** START **

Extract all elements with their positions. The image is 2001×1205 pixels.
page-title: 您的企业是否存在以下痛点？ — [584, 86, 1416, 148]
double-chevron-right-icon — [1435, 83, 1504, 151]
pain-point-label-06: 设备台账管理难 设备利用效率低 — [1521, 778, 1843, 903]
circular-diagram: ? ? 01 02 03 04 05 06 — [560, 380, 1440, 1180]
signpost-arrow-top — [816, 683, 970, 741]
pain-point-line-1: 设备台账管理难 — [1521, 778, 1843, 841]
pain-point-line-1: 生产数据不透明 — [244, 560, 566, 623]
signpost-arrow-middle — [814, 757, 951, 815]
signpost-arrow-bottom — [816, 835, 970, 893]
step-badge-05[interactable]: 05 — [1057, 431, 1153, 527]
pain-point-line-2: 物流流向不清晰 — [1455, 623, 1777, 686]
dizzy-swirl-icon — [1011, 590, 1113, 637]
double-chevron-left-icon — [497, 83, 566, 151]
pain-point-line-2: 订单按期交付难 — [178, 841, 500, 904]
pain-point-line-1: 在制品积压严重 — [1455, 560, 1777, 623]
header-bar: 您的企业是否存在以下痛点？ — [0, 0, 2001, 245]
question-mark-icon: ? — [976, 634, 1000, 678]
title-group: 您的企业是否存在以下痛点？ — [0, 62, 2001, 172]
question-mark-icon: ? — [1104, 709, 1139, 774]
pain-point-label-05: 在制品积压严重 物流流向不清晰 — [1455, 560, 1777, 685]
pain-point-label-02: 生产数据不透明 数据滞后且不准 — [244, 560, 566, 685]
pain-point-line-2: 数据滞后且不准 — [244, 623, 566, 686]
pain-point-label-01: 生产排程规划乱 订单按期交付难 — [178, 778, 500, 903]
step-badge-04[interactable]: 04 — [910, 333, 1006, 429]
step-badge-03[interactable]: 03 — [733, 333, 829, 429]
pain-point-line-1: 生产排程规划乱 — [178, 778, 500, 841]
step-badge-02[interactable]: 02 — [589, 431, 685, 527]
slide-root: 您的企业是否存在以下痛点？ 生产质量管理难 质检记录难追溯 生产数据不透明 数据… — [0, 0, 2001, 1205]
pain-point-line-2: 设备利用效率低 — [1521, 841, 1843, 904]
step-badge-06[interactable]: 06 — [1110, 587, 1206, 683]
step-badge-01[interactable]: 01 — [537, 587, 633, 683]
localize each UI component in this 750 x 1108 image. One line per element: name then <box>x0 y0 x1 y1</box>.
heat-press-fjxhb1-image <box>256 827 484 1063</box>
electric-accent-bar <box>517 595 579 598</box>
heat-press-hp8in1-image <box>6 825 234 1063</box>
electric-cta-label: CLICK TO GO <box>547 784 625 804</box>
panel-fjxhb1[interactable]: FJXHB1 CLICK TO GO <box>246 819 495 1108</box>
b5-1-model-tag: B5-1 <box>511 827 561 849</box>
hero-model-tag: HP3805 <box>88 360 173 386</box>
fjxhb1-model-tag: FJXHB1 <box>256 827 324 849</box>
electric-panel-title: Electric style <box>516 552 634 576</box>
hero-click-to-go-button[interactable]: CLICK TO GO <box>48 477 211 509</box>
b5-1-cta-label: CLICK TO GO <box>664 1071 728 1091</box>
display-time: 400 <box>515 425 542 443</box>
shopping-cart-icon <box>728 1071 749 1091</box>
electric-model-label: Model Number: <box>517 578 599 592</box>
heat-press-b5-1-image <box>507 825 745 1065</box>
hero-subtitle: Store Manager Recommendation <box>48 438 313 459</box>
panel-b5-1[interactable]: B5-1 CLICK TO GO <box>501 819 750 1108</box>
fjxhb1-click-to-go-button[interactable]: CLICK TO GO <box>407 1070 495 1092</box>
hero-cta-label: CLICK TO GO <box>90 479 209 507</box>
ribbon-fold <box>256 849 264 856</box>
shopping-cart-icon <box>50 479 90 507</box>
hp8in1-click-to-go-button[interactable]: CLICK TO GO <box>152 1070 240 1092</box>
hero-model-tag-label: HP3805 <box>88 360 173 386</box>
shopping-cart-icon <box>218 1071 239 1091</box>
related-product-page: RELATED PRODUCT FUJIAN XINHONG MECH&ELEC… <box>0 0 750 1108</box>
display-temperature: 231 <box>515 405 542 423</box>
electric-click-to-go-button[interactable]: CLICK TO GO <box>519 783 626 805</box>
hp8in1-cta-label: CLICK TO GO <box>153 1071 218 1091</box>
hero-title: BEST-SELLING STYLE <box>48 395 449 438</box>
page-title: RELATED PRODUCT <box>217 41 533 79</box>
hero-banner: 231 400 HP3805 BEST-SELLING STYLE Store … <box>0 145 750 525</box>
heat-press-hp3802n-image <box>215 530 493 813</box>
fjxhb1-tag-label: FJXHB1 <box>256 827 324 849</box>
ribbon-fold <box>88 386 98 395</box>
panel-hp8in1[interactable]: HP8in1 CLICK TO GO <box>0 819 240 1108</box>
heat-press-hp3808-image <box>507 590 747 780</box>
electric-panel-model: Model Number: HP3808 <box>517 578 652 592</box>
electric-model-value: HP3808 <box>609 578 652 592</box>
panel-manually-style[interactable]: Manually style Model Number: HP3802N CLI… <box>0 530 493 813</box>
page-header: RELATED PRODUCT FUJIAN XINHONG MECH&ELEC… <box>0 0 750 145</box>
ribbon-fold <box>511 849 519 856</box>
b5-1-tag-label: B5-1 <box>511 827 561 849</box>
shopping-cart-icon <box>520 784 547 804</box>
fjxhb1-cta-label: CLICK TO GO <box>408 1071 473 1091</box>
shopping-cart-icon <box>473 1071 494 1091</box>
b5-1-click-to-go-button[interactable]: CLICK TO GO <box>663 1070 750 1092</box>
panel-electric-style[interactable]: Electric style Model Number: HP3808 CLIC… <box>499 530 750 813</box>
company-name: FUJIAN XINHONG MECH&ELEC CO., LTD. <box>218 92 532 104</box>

** END **

> _AIM OF THE TASK_
Reproduce all of the lines above, swapping "dizzy-swirl-icon" for "spiral-icon" and leaving everything else unchanged.

> _SOLVED EXERCISE_
Extract all elements with their positions. The image is 2001×1205 pixels.
page-title: 您的企业是否存在以下痛点？ — [584, 86, 1416, 148]
double-chevron-right-icon — [1435, 83, 1504, 151]
pain-point-label-06: 设备台账管理难 设备利用效率低 — [1521, 778, 1843, 903]
circular-diagram: ? ? 01 02 03 04 05 06 — [560, 380, 1440, 1180]
signpost-arrow-top — [816, 683, 970, 741]
pain-point-line-1: 设备台账管理难 — [1521, 778, 1843, 841]
pain-point-line-1: 生产数据不透明 — [244, 560, 566, 623]
signpost-arrow-middle — [814, 757, 951, 815]
signpost-arrow-bottom — [816, 835, 970, 893]
step-badge-05[interactable]: 05 — [1057, 431, 1153, 527]
pain-point-line-2: 物流流向不清晰 — [1455, 623, 1777, 686]
spiral-icon — [1011, 590, 1113, 637]
double-chevron-left-icon — [497, 83, 566, 151]
pain-point-line-2: 订单按期交付难 — [178, 841, 500, 904]
pain-point-line-1: 在制品积压严重 — [1455, 560, 1777, 623]
header-bar: 您的企业是否存在以下痛点？ — [0, 0, 2001, 245]
question-mark-icon: ? — [976, 634, 1000, 678]
title-group: 您的企业是否存在以下痛点？ — [0, 62, 2001, 172]
question-mark-icon: ? — [1104, 709, 1139, 774]
pain-point-label-05: 在制品积压严重 物流流向不清晰 — [1455, 560, 1777, 685]
pain-point-label-02: 生产数据不透明 数据滞后且不准 — [244, 560, 566, 685]
pain-point-line-2: 数据滞后且不准 — [244, 623, 566, 686]
pain-point-label-01: 生产排程规划乱 订单按期交付难 — [178, 778, 500, 903]
step-badge-04[interactable]: 04 — [910, 333, 1006, 429]
step-badge-03[interactable]: 03 — [733, 333, 829, 429]
pain-point-line-1: 生产排程规划乱 — [178, 778, 500, 841]
step-badge-02[interactable]: 02 — [589, 431, 685, 527]
slide-root: 您的企业是否存在以下痛点？ 生产质量管理难 质检记录难追溯 生产数据不透明 数据… — [0, 0, 2001, 1205]
pain-point-line-2: 设备利用效率低 — [1521, 841, 1843, 904]
step-badge-06[interactable]: 06 — [1110, 587, 1206, 683]
step-badge-01[interactable]: 01 — [537, 587, 633, 683]
localize each UI component in this 750 x 1108 image. One line per element: name then <box>x0 y0 x1 y1</box>.
heat-press-fjxhb1-image <box>256 827 484 1063</box>
electric-accent-bar <box>517 595 579 598</box>
heat-press-hp8in1-image <box>6 825 234 1063</box>
electric-cta-label: CLICK TO GO <box>547 784 625 804</box>
panel-fjxhb1[interactable]: FJXHB1 CLICK TO GO <box>246 819 495 1108</box>
b5-1-model-tag: B5-1 <box>511 827 561 849</box>
hero-model-tag: HP3805 <box>88 360 173 386</box>
fjxhb1-model-tag: FJXHB1 <box>256 827 324 849</box>
electric-panel-title: Electric style <box>516 552 634 576</box>
hero-click-to-go-button[interactable]: CLICK TO GO <box>48 477 211 509</box>
b5-1-cta-label: CLICK TO GO <box>664 1071 728 1091</box>
display-time: 400 <box>515 425 542 443</box>
shopping-cart-icon <box>728 1071 749 1091</box>
electric-model-label: Model Number: <box>517 578 599 592</box>
heat-press-b5-1-image <box>507 825 745 1065</box>
hero-subtitle: Store Manager Recommendation <box>48 438 313 459</box>
panel-b5-1[interactable]: B5-1 CLICK TO GO <box>501 819 750 1108</box>
fjxhb1-click-to-go-button[interactable]: CLICK TO GO <box>407 1070 495 1092</box>
hero-cta-label: CLICK TO GO <box>90 479 209 507</box>
ribbon-fold <box>256 849 264 856</box>
shopping-cart-icon <box>50 479 90 507</box>
hp8in1-click-to-go-button[interactable]: CLICK TO GO <box>152 1070 240 1092</box>
hero-model-tag-label: HP3805 <box>88 360 173 386</box>
shopping-cart-icon <box>218 1071 239 1091</box>
related-product-page: RELATED PRODUCT FUJIAN XINHONG MECH&ELEC… <box>0 0 750 1108</box>
display-temperature: 231 <box>515 405 542 423</box>
electric-click-to-go-button[interactable]: CLICK TO GO <box>519 783 626 805</box>
hp8in1-cta-label: CLICK TO GO <box>153 1071 218 1091</box>
hero-title: BEST-SELLING STYLE <box>48 395 449 438</box>
page-title: RELATED PRODUCT <box>217 41 533 79</box>
hero-banner: 231 400 HP3805 BEST-SELLING STYLE Store … <box>0 145 750 525</box>
heat-press-hp3802n-image <box>215 530 493 813</box>
fjxhb1-tag-label: FJXHB1 <box>256 827 324 849</box>
ribbon-fold <box>88 386 98 395</box>
panel-hp8in1[interactable]: HP8in1 CLICK TO GO <box>0 819 240 1108</box>
heat-press-hp3808-image <box>507 590 747 780</box>
electric-panel-model: Model Number: HP3808 <box>517 578 652 592</box>
electric-model-value: HP3808 <box>609 578 652 592</box>
panel-manually-style[interactable]: Manually style Model Number: HP3802N CLI… <box>0 530 493 813</box>
page-header: RELATED PRODUCT FUJIAN XINHONG MECH&ELEC… <box>0 0 750 145</box>
ribbon-fold <box>511 849 519 856</box>
b5-1-tag-label: B5-1 <box>511 827 561 849</box>
shopping-cart-icon <box>520 784 547 804</box>
fjxhb1-cta-label: CLICK TO GO <box>408 1071 473 1091</box>
shopping-cart-icon <box>473 1071 494 1091</box>
b5-1-click-to-go-button[interactable]: CLICK TO GO <box>663 1070 750 1092</box>
panel-electric-style[interactable]: Electric style Model Number: HP3808 CLIC… <box>499 530 750 813</box>
company-name: FUJIAN XINHONG MECH&ELEC CO., LTD. <box>218 92 532 104</box>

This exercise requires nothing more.